→ DATA TO USE:
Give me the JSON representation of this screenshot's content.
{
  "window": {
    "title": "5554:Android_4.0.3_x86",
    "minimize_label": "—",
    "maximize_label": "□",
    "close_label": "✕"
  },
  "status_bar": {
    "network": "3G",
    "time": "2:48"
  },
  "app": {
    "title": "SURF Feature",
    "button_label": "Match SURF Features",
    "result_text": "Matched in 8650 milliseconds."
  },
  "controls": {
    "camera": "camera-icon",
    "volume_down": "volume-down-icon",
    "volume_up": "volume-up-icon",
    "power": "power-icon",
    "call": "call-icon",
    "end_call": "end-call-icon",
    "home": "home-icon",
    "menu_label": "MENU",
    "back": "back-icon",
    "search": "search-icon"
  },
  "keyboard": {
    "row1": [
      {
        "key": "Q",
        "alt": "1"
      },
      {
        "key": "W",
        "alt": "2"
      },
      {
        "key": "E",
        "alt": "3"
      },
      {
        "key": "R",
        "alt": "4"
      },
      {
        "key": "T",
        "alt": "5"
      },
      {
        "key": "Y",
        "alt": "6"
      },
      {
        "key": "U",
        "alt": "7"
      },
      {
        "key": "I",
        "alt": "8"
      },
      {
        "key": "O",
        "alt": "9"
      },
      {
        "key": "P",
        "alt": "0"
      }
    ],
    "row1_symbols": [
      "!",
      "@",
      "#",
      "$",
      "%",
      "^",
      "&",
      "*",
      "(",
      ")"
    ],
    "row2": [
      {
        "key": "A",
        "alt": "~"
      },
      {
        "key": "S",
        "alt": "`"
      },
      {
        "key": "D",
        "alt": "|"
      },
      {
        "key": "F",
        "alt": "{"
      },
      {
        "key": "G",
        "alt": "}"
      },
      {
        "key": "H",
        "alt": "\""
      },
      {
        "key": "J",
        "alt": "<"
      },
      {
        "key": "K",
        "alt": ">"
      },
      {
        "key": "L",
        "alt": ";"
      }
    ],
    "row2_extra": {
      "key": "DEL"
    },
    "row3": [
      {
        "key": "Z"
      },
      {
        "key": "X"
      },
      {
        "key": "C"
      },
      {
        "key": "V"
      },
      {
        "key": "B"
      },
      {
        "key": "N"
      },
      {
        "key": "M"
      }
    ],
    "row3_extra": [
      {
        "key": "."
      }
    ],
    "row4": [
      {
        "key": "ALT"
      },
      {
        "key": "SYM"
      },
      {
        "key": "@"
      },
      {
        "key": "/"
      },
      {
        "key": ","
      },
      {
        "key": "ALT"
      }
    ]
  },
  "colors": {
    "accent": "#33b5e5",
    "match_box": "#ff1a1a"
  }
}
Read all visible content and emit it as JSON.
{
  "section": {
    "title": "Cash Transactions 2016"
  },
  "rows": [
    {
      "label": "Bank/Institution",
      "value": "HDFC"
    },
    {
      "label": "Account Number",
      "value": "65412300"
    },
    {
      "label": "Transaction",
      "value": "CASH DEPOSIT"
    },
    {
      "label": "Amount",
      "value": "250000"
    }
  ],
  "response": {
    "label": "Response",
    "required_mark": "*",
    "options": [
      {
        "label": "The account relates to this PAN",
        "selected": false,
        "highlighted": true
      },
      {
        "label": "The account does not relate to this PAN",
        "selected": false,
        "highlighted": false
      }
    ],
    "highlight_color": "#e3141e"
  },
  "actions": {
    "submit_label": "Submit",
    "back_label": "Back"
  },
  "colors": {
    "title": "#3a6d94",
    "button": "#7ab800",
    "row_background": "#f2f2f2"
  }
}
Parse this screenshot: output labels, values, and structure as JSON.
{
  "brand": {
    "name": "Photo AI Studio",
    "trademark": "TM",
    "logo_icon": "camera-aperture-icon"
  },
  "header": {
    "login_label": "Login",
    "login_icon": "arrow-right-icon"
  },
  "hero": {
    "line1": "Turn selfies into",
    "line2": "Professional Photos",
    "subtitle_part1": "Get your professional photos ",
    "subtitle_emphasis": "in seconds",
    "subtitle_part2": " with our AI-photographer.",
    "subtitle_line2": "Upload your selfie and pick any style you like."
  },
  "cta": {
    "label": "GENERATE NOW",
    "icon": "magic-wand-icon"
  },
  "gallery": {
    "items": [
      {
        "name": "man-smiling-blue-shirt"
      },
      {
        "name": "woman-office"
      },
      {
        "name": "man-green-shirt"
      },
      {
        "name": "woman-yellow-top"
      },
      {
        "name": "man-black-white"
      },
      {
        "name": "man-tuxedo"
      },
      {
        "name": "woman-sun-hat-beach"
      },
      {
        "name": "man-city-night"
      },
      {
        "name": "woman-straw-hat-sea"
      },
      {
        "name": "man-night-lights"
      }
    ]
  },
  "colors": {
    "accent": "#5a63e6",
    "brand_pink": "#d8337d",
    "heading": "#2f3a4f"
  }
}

→ PROBLEM DETAILS:
From the records above, extract every entry exactly as given.

→ OUTPUT BELOW:
Give me the JSON representation of this screenshot's content.
{
  "window": {
    "title": "5554:Android_4.0.3_x86",
    "minimize_label": "—",
    "maximize_label": "□",
    "close_label": "✕"
  },
  "status_bar": {
    "network": "3G",
    "time": "2:48"
  },
  "app": {
    "title": "SURF Feature",
    "button_label": "Match SURF Features",
    "result_text": "Matched in 8650 milliseconds."
  },
  "controls": {
    "camera": "camera-icon",
    "volume_down": "volume-down-icon",
    "volume_up": "volume-up-icon",
    "power": "power-icon",
    "call": "call-icon",
    "end_call": "end-call-icon",
    "home": "home-icon",
    "menu_label": "MENU",
    "back": "back-icon",
    "search": "search-icon"
  },
  "keyboard": {
    "row1": [
      {
        "key": "Q",
        "alt": "1"
      },
      {
        "key": "W",
        "alt": "2"
      },
      {
        "key": "E",
        "alt": "3"
      },
      {
        "key": "R",
        "alt": "4"
      },
      {
        "key": "T",
        "alt": "5"
      },
      {
        "key": "Y",
        "alt": "6"
      },
      {
        "key": "U",
        "alt": "7"
      },
      {
        "key": "I",
        "alt": "8"
      },
      {
        "key": "O",
        "alt": "9"
      },
      {
        "key": "P",
        "alt": "0"
      }
    ],
    "row1_symbols": [
      "!",
      "@",
      "#",
      "$",
      "%",
      "^",
      "&",
      "*",
      "(",
      ")"
    ],
    "row2": [
      {
        "key": "A",
        "alt": "~"
      },
      {
        "key": "S",
        "alt": "`"
      },
      {
        "key": "D",
        "alt": "|"
      },
      {
        "key": "F",
        "alt": "{"
      },
      {
        "key": "G",
        "alt": "}"
      },
      {
        "key": "H",
        "alt": "\""
      },
      {
        "key": "J",
        "alt": "<"
      },
      {
        "key": "K",
        "alt": ">"
      },
      {
        "key": "L",
        "alt": ";"
      }
    ],
    "row2_extra": {
      "key": "DEL"
    },
    "row3": [
      {
        "key": "Z"
      },
      {
        "key": "X"
      },
      {
        "key": "C"
      },
      {
        "key": "V"
      },
      {
        "key": "B"
      },
      {
        "key": "N"
      },
      {
        "key": "M"
      }
    ],
    "row3_extra": [
      {
        "key": "."
      }
    ],
    "row4": [
      {
        "key": "ALT"
      },
      {
        "key": "SYM"
      },
      {
        "key": "@"
      },
      {
        "key": "/"
      },
      {
        "key": ","
      },
      {
        "key": "ALT"
      }
    ]
  },
  "colors": {
    "accent": "#33b5e5",
    "match_box": "#ff1a1a"
  }
}
Read all visible content and emit it as JSON.
{
  "section": {
    "title": "Cash Transactions 2016"
  },
  "rows": [
    {
      "label": "Bank/Institution",
      "value": "HDFC"
    },
    {
      "label": "Account Number",
      "value": "65412300"
    },
    {
      "label": "Transaction",
      "value": "CASH DEPOSIT"
    },
    {
      "label": "Amount",
      "value": "250000"
    }
  ],
  "response": {
    "label": "Response",
    "required_mark": "*",
    "options": [
      {
        "label": "The account relates to this PAN",
        "selected": false,
        "highlighted": true
      },
      {
        "label": "The account does not relate to this PAN",
        "selected": false,
        "highlighted": false
      }
    ],
    "highlight_color": "#e3141e"
  },
  "actions": {
    "submit_label": "Submit",
    "back_label": "Back"
  },
  "colors": {
    "title": "#3a6d94",
    "button": "#7ab800",
    "row_background": "#f2f2f2"
  }
}
Parse this screenshot: output labels, values, and structure as JSON.
{
  "brand": {
    "name": "Photo AI Studio",
    "trademark": "TM",
    "logo_icon": "camera-aperture-icon"
  },
  "header": {
    "login_label": "Login",
    "login_icon": "arrow-right-icon"
  },
  "hero": {
    "line1": "Turn selfies into",
    "line2": "Professional Photos",
    "subtitle_part1": "Get your professional photos ",
    "subtitle_emphasis": "in seconds",
    "subtitle_part2": " with our AI-photographer.",
    "subtitle_line2": "Upload your selfie and pick any style you like."
  },
  "cta": {
    "label": "GENERATE NOW",
    "icon": "magic-wand-icon"
  },
  "gallery": {
    "items": [
      {
        "name": "man-smiling-blue-shirt"
      },
      {
        "name": "woman-office"
      },
      {
        "name": "man-green-shirt"
      },
      {
        "name": "woman-yellow-top"
      },
      {
        "name": "man-black-white"
      },
      {
        "name": "man-tuxedo"
      },
      {
        "name": "woman-sun-hat-beach"
      },
      {
        "name": "man-city-night"
      },
      {
        "name": "woman-straw-hat-sea"
      },
      {
        "name": "man-night-lights"
      }
    ]
  },
  "colors": {
    "accent": "#5a63e6",
    "brand_pink": "#d8337d",
    "heading": "#2f3a4f"
  }
}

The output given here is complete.